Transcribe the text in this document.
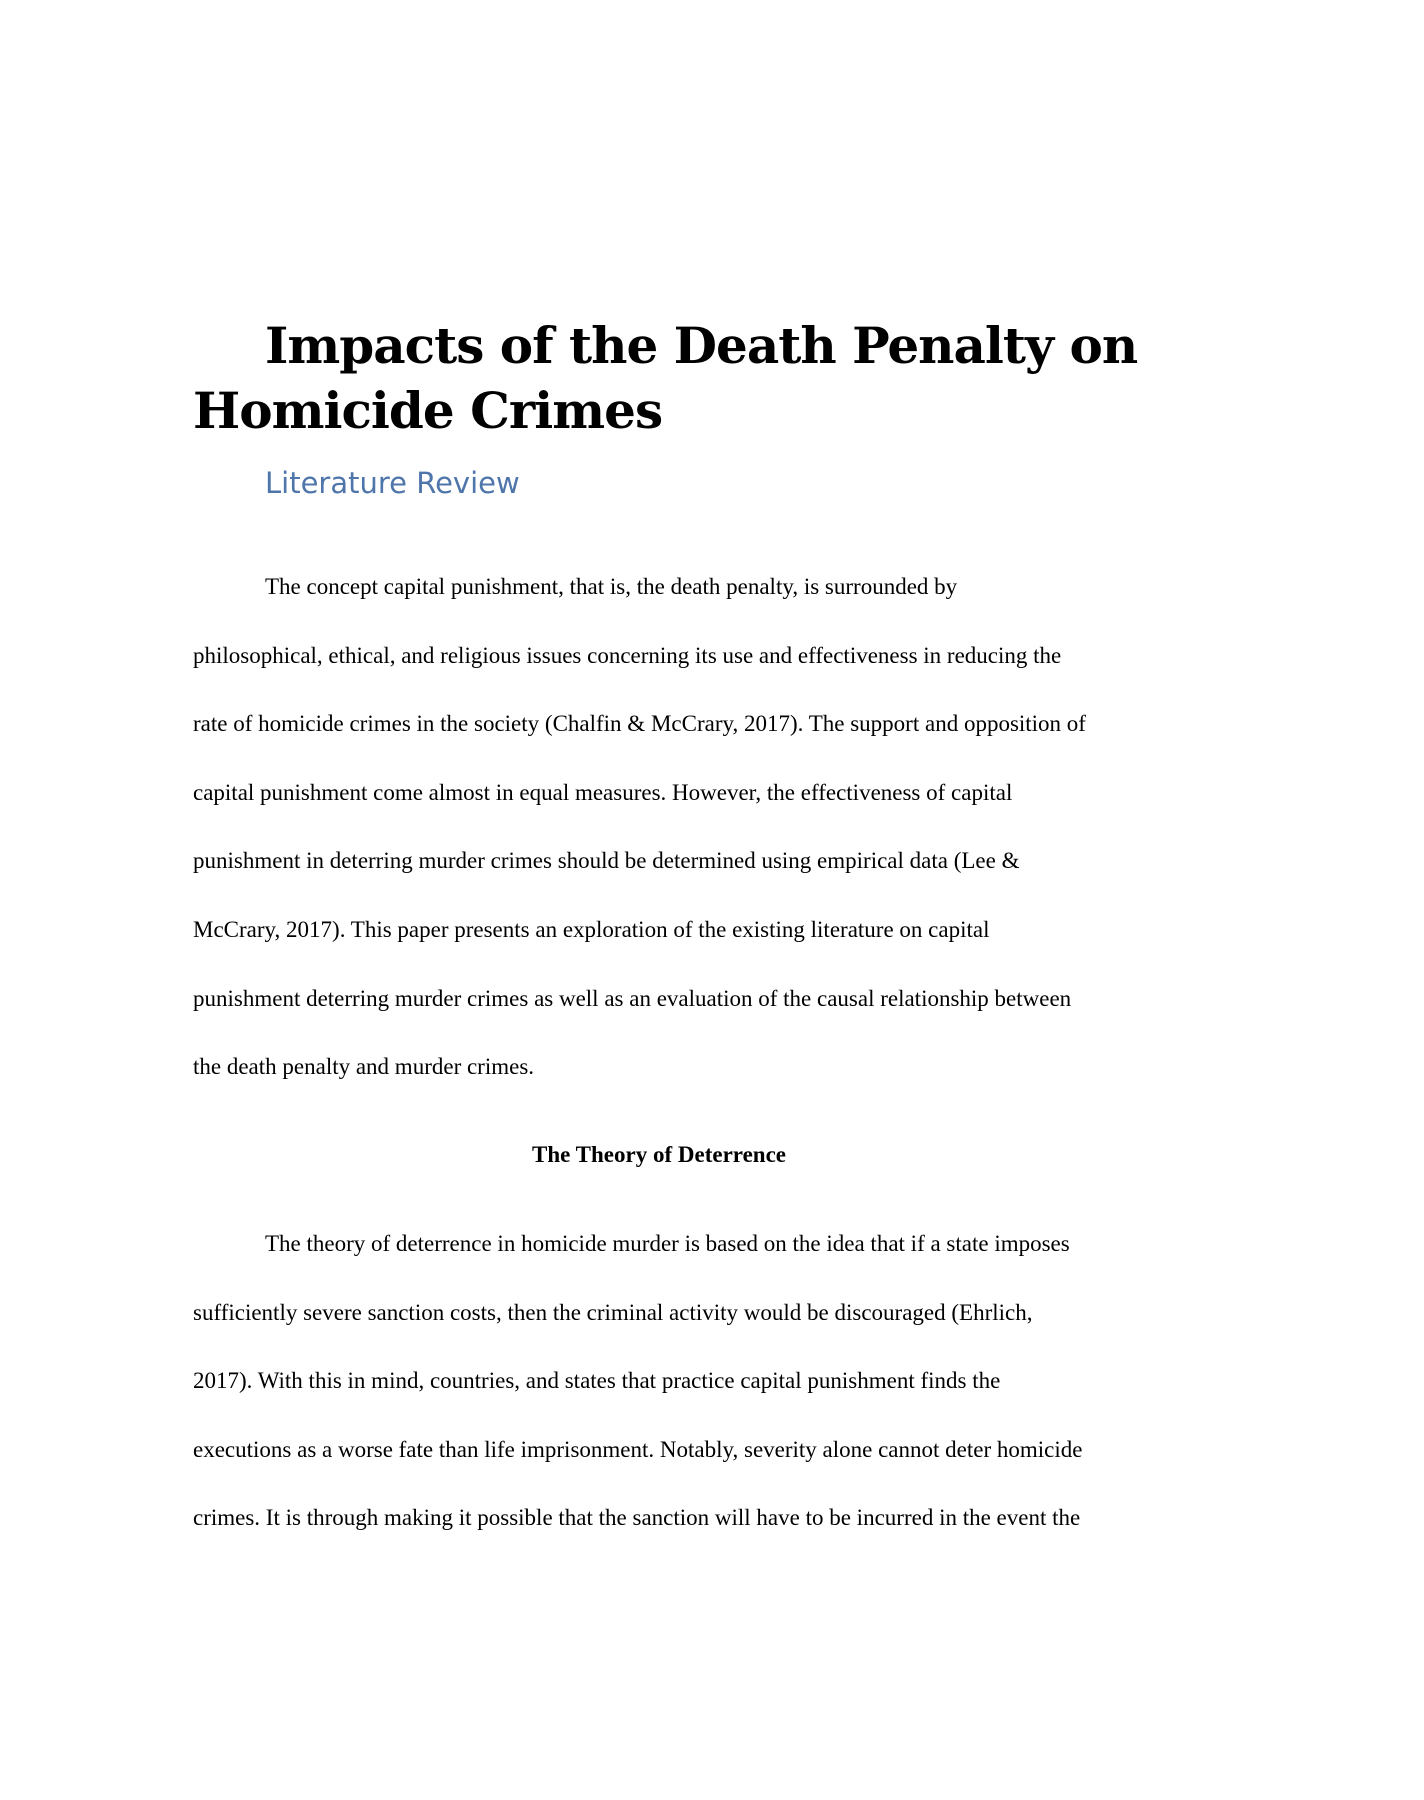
Impacts of the Death Penalty on Homicide Crimes
Literature Review
The concept capital punishment, that is, the death penalty, is surrounded by
philosophical, ethical, and religious issues concerning its use and effectiveness in reducing the
rate of homicide crimes in the society (Chalfin & McCrary, 2017). The support and opposition of
capital punishment come almost in equal measures. However, the effectiveness of capital
punishment in deterring murder crimes should be determined using empirical data (Lee &
McCrary, 2017). This paper presents an exploration of the existing literature on capital
punishment deterring murder crimes as well as an evaluation of the causal relationship between
the death penalty and murder crimes.
The Theory of Deterrence
The theory of deterrence in homicide murder is based on the idea that if a state imposes
sufficiently severe sanction costs, then the criminal activity would be discouraged (Ehrlich,
2017). With this in mind, countries, and states that practice capital punishment finds the
executions as a worse fate than life imprisonment. Notably, severity alone cannot deter homicide
crimes. It is through making it possible that the sanction will have to be incurred in the event the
----
__Task description__
Output the entries above exactly. Drop the pictures.

__Answer for this exercise__
Transcribe the text in this document.
Impacts of the Death Penalty on Homicide Crimes
Literature Review
The concept capital punishment, that is, the death penalty, is surrounded by
philosophical, ethical, and religious issues concerning its use and effectiveness in reducing the
rate of homicide crimes in the society (Chalfin & McCrary, 2017). The support and opposition of
capital punishment come almost in equal measures. However, the effectiveness of capital
punishment in deterring murder crimes should be determined using empirical data (Lee &
McCrary, 2017). This paper presents an exploration of the existing literature on capital
punishment deterring murder crimes as well as an evaluation of the causal relationship between
the death penalty and murder crimes.
The Theory of Deterrence
The theory of deterrence in homicide murder is based on the idea that if a state imposes
sufficiently severe sanction costs, then the criminal activity would be discouraged (Ehrlich,
2017). With this in mind, countries, and states that practice capital punishment finds the
executions as a worse fate than life imprisonment. Notably, severity alone cannot deter homicide
crimes. It is through making it possible that the sanction will have to be incurred in the event the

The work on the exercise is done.